Task to complete — For each line of the data below that holds "Dankeschön", copy the line.

--- START Data shown ---

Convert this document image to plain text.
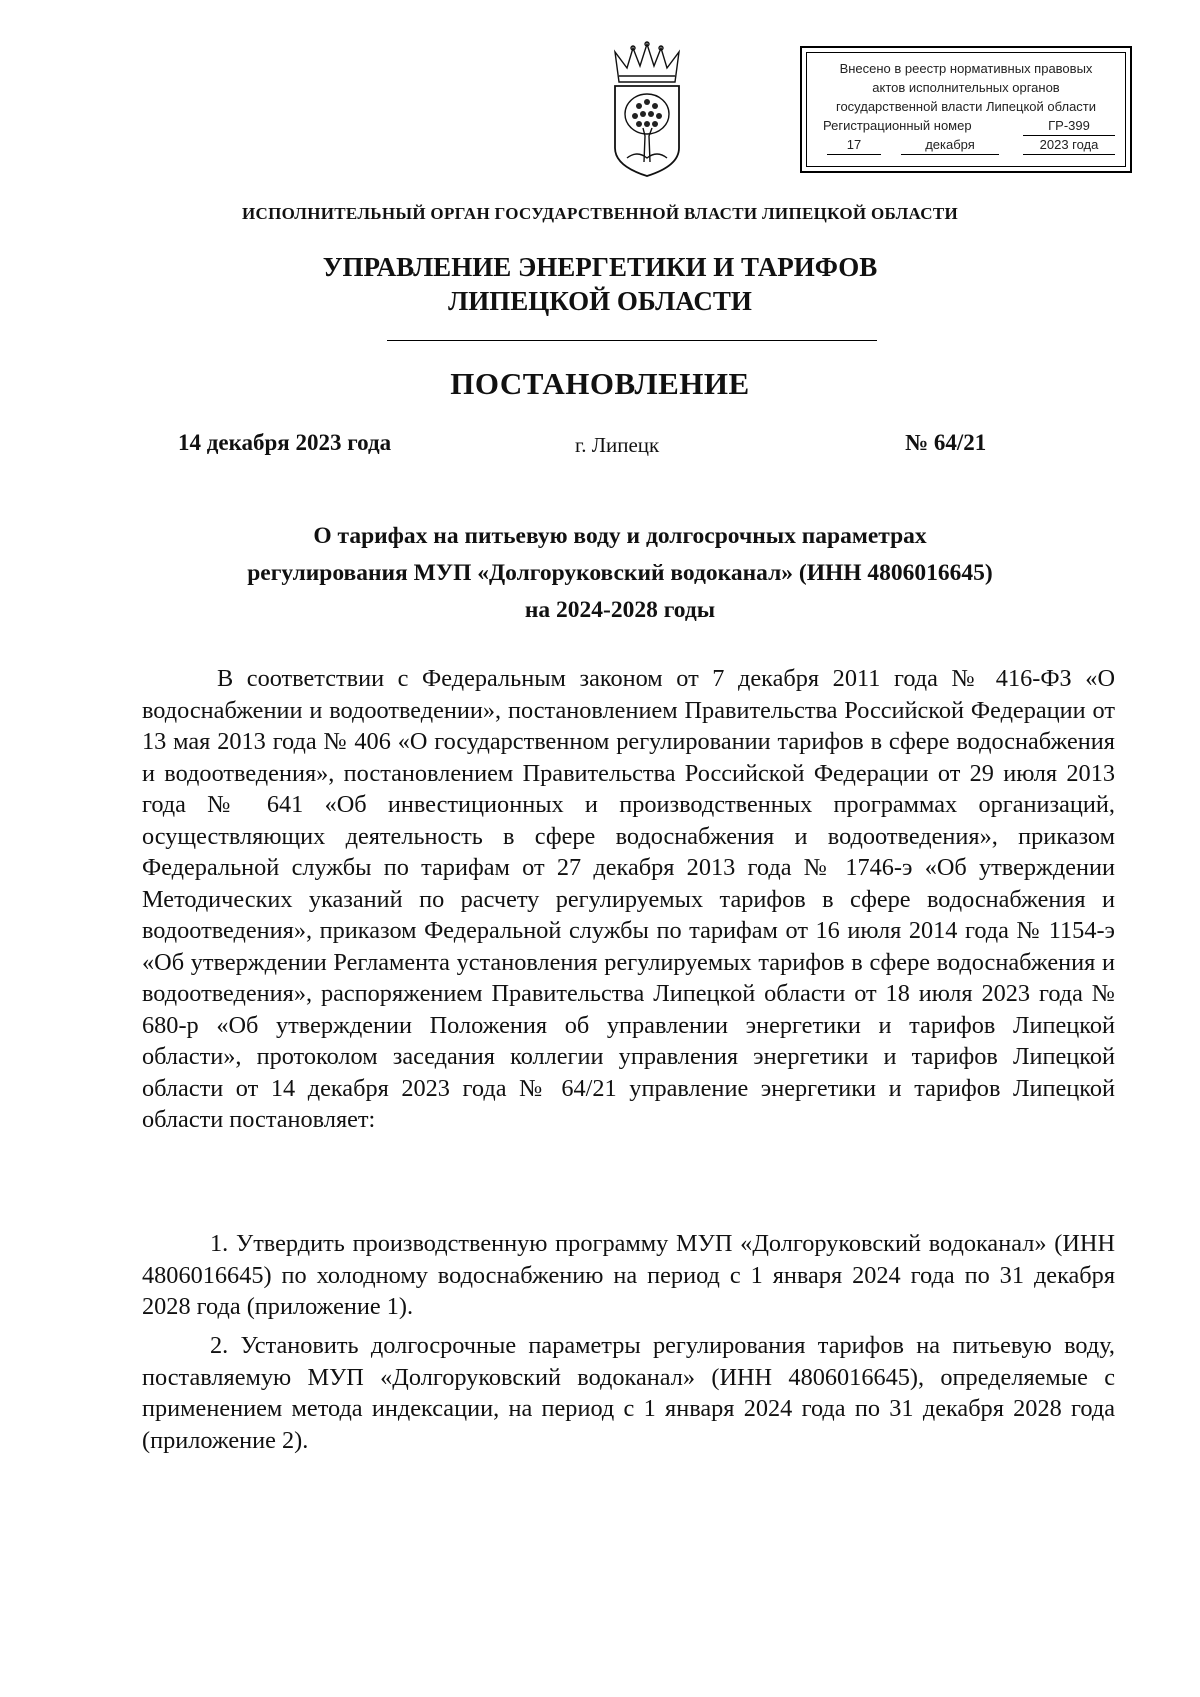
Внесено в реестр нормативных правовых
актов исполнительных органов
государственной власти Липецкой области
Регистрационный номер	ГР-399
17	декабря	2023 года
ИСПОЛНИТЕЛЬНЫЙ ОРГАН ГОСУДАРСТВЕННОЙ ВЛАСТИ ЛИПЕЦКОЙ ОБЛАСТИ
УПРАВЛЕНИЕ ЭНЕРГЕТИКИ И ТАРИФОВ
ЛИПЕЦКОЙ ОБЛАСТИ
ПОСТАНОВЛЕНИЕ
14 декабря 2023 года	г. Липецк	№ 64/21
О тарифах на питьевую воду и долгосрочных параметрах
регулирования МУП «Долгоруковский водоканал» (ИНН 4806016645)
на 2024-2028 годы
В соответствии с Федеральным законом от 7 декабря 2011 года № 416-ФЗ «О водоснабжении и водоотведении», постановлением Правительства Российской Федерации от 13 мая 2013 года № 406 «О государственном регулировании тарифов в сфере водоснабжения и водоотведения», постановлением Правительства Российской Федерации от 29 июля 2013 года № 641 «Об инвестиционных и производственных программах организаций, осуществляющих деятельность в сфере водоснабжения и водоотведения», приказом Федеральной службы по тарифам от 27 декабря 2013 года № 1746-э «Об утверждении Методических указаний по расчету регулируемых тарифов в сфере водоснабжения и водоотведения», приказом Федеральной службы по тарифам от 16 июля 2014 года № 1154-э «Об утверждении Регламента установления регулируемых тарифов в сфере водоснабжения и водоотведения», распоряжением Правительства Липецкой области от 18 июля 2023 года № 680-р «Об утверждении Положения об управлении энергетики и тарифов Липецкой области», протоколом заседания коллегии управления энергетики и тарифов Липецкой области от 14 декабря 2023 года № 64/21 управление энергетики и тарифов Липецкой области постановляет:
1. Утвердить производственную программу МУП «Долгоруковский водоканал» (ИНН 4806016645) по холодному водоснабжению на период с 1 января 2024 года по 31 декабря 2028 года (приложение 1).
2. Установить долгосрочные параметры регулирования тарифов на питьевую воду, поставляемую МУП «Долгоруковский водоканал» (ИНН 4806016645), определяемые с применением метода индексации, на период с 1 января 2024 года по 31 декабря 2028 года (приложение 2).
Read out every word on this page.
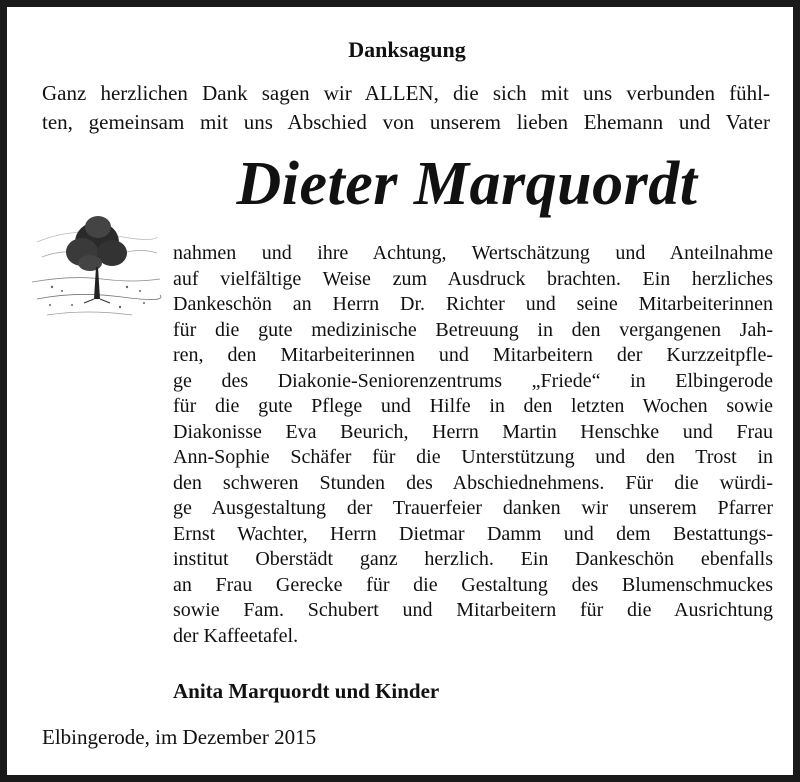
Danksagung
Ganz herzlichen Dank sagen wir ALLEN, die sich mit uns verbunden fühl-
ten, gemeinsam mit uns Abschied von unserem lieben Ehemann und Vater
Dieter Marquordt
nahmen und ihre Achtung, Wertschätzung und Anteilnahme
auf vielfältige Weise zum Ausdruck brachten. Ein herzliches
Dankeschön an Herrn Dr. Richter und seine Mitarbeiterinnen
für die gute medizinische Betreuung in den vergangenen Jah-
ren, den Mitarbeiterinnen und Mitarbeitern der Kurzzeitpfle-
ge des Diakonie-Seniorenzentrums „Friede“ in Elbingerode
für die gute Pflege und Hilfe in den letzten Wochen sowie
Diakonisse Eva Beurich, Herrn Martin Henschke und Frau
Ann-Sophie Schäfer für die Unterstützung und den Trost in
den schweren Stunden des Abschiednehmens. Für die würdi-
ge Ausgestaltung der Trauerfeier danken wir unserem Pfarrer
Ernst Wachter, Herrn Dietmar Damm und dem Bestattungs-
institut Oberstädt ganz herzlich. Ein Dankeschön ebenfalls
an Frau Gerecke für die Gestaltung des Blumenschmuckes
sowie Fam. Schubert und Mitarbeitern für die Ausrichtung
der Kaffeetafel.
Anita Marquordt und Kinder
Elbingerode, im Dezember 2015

--- END Data shown ---
--- START Data shown ---

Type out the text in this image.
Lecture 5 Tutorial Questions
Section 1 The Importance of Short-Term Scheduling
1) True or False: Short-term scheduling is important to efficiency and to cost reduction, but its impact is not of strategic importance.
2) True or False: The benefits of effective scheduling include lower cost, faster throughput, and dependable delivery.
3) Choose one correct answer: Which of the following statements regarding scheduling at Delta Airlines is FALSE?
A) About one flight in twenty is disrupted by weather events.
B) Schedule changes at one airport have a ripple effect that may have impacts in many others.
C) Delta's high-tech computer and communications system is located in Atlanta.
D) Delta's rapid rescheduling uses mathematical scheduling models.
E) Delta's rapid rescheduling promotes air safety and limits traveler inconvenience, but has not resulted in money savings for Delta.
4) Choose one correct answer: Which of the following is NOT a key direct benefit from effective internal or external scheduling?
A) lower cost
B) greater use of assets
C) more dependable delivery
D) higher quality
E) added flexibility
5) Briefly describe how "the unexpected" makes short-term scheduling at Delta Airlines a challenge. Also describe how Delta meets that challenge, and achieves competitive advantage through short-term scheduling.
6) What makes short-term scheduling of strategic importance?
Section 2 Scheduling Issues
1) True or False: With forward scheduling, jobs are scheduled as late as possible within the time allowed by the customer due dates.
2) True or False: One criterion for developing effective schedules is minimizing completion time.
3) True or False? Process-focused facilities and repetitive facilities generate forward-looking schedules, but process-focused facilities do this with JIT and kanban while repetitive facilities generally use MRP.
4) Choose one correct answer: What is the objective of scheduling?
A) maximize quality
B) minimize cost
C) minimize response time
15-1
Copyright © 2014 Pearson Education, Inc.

--- END Data shown ---

Answer for this exercise —
Dankeschön an Herrn Dr. Richter und seine Mitarbeiterinnen
institut Oberstädt ganz herzlich. Ein Dankeschön ebenfalls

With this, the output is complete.